#### DATA TO PROCESS ####
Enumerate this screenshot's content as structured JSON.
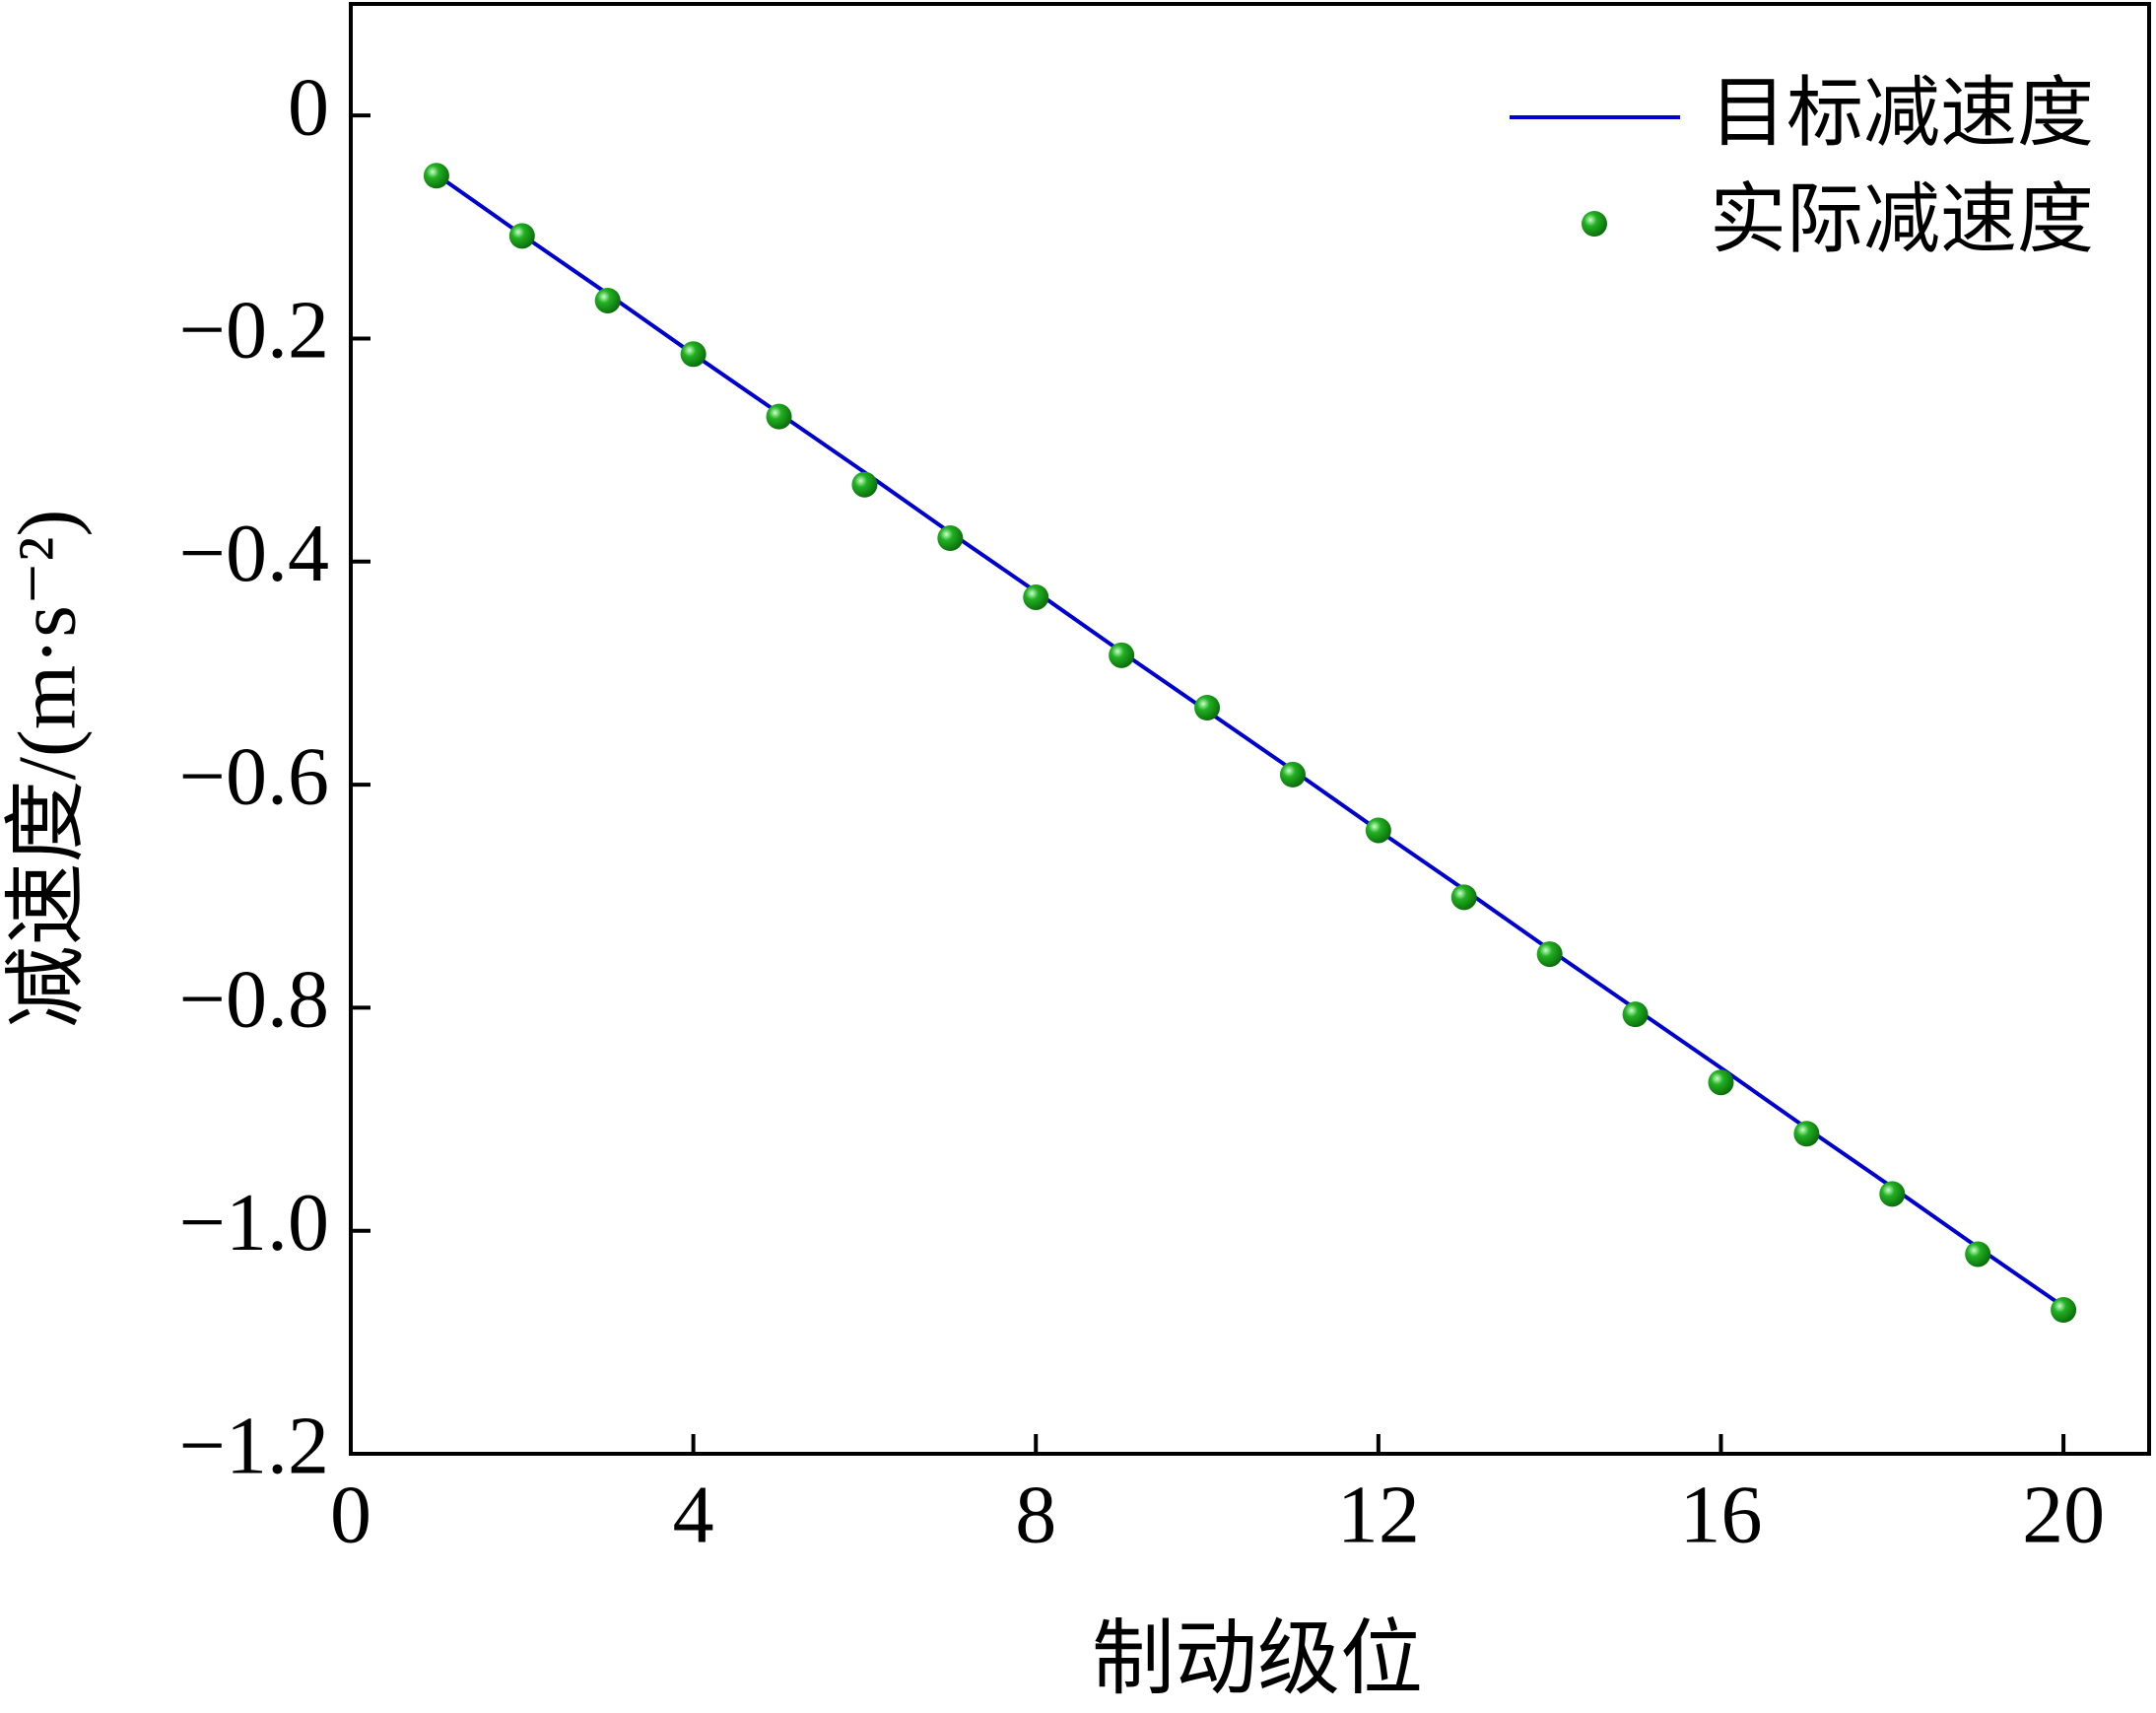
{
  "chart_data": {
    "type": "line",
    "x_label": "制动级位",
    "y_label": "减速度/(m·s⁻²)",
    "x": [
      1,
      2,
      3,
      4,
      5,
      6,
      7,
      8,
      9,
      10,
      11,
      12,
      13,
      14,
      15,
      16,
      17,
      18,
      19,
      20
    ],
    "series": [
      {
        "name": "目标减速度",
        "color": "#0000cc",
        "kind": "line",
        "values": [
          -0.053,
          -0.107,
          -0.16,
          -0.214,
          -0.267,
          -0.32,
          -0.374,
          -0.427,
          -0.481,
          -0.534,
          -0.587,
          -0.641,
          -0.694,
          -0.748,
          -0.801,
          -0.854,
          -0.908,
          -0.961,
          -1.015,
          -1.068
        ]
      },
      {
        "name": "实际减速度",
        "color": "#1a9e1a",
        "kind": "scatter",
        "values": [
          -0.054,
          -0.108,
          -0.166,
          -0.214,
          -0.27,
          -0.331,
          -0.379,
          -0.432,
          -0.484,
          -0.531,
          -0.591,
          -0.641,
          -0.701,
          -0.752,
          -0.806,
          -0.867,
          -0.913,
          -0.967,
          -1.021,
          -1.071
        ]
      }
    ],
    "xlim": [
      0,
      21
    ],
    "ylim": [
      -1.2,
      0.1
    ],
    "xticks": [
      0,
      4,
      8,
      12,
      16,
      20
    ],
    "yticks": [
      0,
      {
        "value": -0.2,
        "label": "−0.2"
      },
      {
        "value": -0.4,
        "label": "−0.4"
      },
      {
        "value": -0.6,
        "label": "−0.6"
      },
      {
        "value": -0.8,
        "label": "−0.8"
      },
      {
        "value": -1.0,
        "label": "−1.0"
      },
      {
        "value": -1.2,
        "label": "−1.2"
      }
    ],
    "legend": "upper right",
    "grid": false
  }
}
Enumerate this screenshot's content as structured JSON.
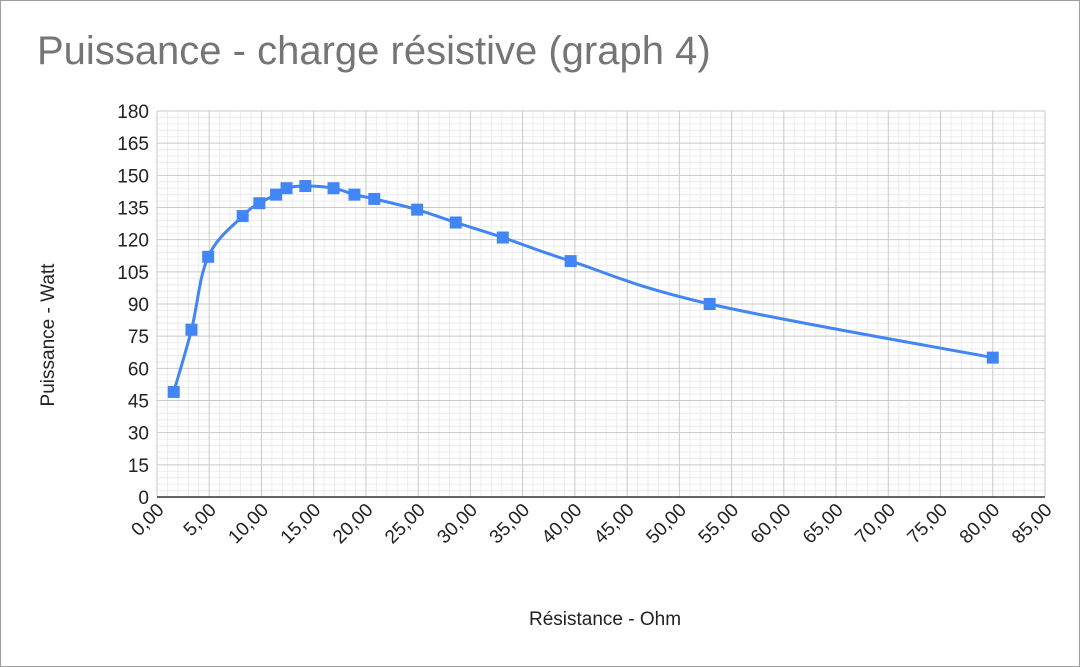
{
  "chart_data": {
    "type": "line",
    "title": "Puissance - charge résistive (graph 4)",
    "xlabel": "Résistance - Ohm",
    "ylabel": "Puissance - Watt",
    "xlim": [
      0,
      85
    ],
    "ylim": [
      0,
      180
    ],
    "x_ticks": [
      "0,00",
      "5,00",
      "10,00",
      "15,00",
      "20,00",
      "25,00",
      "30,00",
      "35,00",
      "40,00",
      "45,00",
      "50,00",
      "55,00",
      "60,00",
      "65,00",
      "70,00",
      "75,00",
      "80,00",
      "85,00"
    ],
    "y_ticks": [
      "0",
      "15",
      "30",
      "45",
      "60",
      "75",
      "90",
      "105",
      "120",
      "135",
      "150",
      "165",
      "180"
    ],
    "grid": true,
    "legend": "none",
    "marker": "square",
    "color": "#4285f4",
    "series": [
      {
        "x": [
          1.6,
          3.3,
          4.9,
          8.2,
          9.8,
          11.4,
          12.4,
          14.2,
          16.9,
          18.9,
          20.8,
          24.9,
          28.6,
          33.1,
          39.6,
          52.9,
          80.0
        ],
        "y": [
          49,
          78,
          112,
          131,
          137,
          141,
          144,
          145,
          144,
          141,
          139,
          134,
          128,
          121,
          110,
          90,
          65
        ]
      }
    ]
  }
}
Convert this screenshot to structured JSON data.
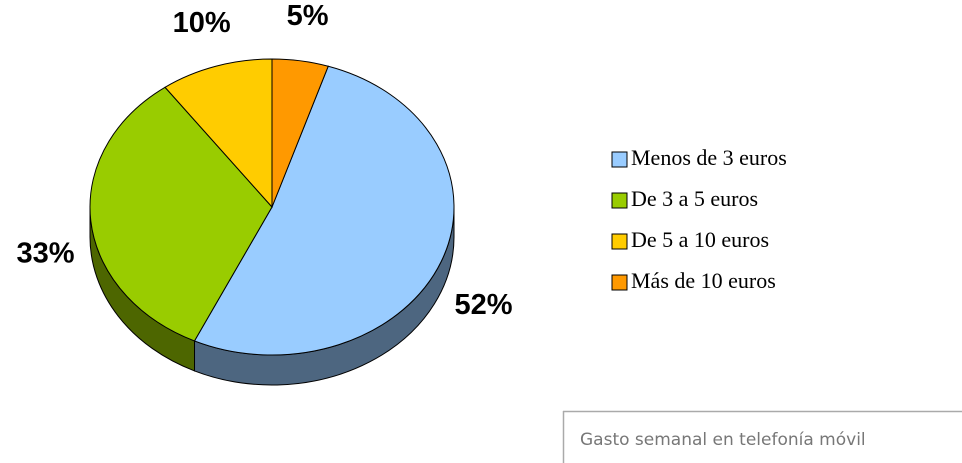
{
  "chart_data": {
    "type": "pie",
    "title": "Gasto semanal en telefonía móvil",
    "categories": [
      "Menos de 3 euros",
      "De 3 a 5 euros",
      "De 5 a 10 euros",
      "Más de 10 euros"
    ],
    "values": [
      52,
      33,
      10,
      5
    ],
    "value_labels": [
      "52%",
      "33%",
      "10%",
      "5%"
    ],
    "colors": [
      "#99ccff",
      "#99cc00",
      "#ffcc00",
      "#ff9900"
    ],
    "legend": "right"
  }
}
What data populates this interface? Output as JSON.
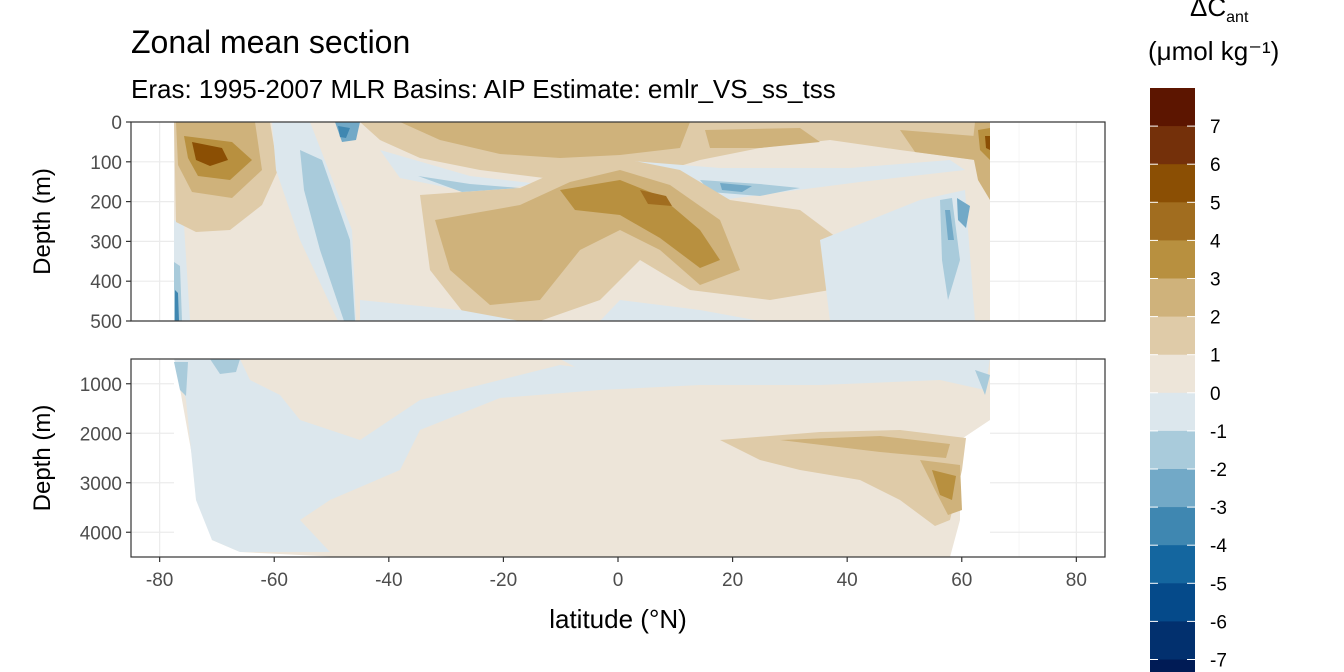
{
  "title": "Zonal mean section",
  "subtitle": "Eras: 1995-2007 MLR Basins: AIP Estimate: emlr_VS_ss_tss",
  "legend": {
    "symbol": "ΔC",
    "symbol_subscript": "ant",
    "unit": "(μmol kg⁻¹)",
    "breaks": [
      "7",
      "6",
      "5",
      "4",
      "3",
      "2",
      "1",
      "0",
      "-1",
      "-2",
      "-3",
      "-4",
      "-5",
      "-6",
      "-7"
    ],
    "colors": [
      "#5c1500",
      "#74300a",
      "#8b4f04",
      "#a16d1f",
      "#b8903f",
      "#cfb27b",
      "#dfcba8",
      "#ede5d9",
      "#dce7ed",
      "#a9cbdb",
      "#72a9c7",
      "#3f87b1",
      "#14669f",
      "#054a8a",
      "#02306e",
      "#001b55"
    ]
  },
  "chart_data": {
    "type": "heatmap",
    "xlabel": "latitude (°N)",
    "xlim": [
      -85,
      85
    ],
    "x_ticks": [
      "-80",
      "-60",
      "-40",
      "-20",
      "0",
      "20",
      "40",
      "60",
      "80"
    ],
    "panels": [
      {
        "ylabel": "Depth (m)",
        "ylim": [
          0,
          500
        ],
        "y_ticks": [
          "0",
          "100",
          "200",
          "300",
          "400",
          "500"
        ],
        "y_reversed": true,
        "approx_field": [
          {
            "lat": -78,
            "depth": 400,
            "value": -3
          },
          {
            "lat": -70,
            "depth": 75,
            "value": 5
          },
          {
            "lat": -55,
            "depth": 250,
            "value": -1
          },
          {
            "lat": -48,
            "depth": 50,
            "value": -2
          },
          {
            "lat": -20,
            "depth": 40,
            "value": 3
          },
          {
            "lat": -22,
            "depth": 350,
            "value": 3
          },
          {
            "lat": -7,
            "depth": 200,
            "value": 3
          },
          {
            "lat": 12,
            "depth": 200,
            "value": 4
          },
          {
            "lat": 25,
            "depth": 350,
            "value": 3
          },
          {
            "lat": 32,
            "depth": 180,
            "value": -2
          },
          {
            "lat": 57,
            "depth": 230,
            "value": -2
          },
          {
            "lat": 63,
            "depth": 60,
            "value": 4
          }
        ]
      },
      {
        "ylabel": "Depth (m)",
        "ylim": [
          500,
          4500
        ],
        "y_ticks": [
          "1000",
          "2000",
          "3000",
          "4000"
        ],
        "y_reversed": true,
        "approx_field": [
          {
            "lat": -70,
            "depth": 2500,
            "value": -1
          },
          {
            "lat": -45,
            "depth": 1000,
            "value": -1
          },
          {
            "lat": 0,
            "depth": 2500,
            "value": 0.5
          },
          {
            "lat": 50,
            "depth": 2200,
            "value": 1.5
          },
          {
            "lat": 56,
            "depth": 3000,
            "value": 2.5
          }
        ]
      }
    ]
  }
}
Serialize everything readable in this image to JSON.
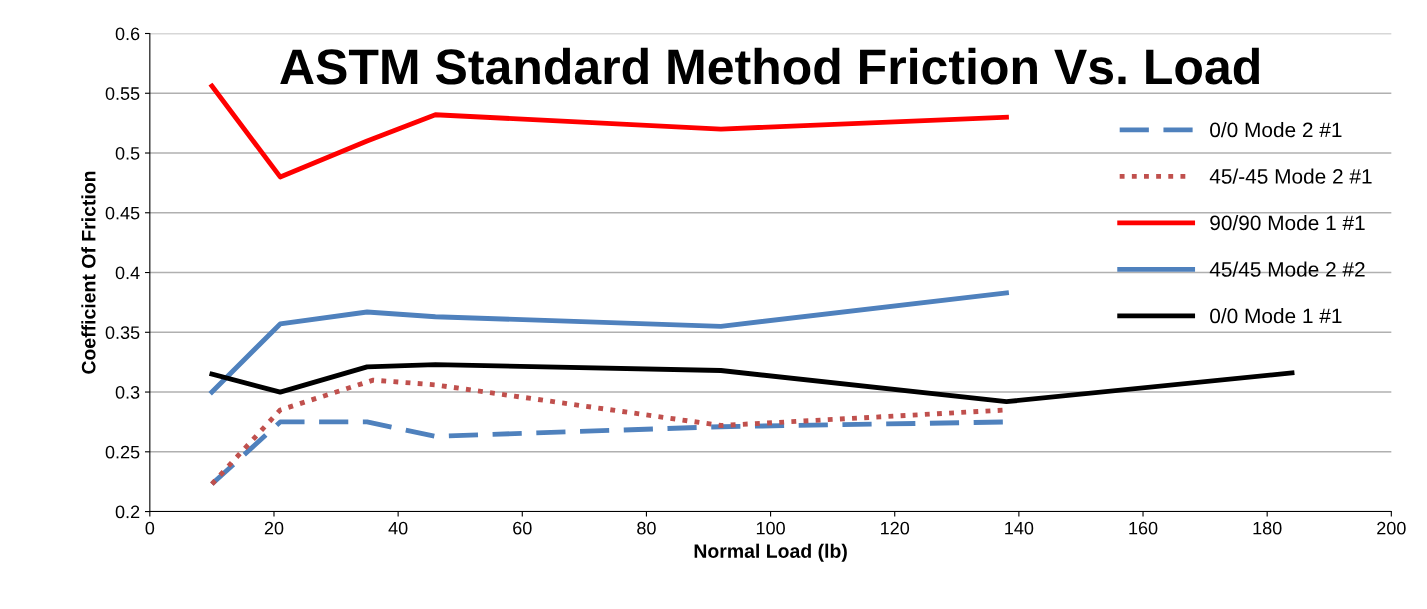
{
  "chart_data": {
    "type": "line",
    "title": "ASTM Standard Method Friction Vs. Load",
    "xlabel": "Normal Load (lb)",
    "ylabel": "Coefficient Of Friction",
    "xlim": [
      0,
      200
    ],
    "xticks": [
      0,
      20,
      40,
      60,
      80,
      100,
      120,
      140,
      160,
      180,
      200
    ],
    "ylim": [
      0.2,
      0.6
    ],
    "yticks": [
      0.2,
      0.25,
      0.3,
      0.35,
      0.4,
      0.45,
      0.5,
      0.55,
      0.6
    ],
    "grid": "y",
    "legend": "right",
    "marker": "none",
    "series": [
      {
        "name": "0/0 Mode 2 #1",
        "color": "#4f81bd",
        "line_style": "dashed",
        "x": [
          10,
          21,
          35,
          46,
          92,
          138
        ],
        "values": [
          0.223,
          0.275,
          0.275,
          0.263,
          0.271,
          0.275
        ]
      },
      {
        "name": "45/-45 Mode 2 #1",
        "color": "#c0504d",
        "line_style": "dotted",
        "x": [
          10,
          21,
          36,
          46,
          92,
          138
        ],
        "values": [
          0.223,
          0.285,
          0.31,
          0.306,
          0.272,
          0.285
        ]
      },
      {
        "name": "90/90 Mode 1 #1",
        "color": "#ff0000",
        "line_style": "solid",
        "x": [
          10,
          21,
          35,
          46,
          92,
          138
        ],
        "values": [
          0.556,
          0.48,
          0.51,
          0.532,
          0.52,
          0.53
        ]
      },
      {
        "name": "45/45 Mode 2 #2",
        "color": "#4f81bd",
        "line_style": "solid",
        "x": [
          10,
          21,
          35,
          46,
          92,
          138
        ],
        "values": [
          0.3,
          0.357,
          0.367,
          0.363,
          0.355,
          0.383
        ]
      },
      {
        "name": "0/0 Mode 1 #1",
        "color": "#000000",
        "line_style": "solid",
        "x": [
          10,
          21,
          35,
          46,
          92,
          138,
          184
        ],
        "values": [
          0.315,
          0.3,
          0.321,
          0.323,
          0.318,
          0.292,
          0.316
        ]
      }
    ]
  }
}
####
* THE REQUEST *
List each line holding the string "legend".

* RESPONSE TO THE EXERCISE *
    "legend": "upper right",
    "legend": "none",
    "legend": "right"
  "legend": {
    "legend": "right",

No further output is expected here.